Data shown -
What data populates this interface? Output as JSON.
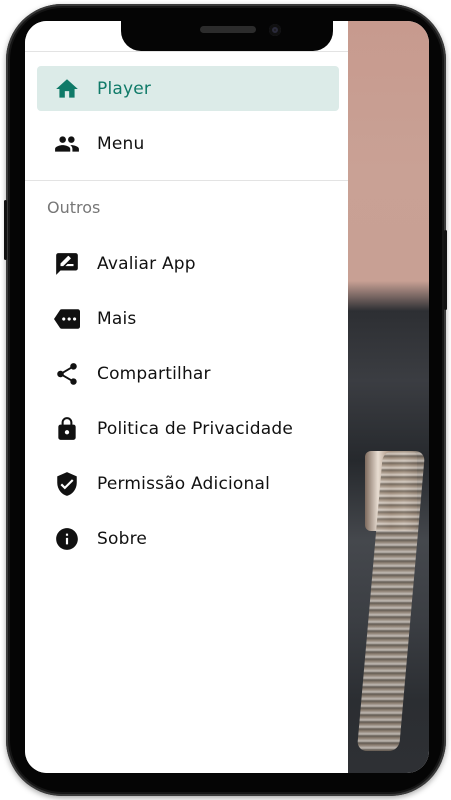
{
  "drawer": {
    "main_items": [
      {
        "label": "Player",
        "icon": "home-icon",
        "active": true
      },
      {
        "label": "Menu",
        "icon": "group-icon",
        "active": false
      }
    ],
    "section_title": "Outros",
    "other_items": [
      {
        "label": "Avaliar App",
        "icon": "rate-review-icon"
      },
      {
        "label": "Mais",
        "icon": "more-tag-icon"
      },
      {
        "label": "Compartilhar",
        "icon": "share-icon"
      },
      {
        "label": "Politica de Privacidade",
        "icon": "lock-icon"
      },
      {
        "label": "Permissão Adicional",
        "icon": "verified-shield-icon"
      },
      {
        "label": "Sobre",
        "icon": "info-icon"
      }
    ]
  },
  "colors": {
    "accent": "#0f7a68",
    "active_background": "#dcebe8",
    "icon": "#111111"
  }
}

Brief - All entries must be written out again exactly as given, with no pictures in the copy.

Final result -
What data populates this interface? Output as JSON.
{
  "drawer": {
    "main_items": [
      {
        "label": "Player",
        "icon": "home-icon",
        "active": true
      },
      {
        "label": "Menu",
        "icon": "group-icon",
        "active": false
      }
    ],
    "section_title": "Outros",
    "other_items": [
      {
        "label": "Avaliar App",
        "icon": "rate-review-icon"
      },
      {
        "label": "Mais",
        "icon": "more-tag-icon"
      },
      {
        "label": "Compartilhar",
        "icon": "share-icon"
      },
      {
        "label": "Politica de Privacidade",
        "icon": "lock-icon"
      },
      {
        "label": "Permissão Adicional",
        "icon": "verified-shield-icon"
      },
      {
        "label": "Sobre",
        "icon": "info-icon"
      }
    ]
  },
  "colors": {
    "accent": "#0f7a68",
    "active_background": "#dcebe8",
    "icon": "#111111"
  }
}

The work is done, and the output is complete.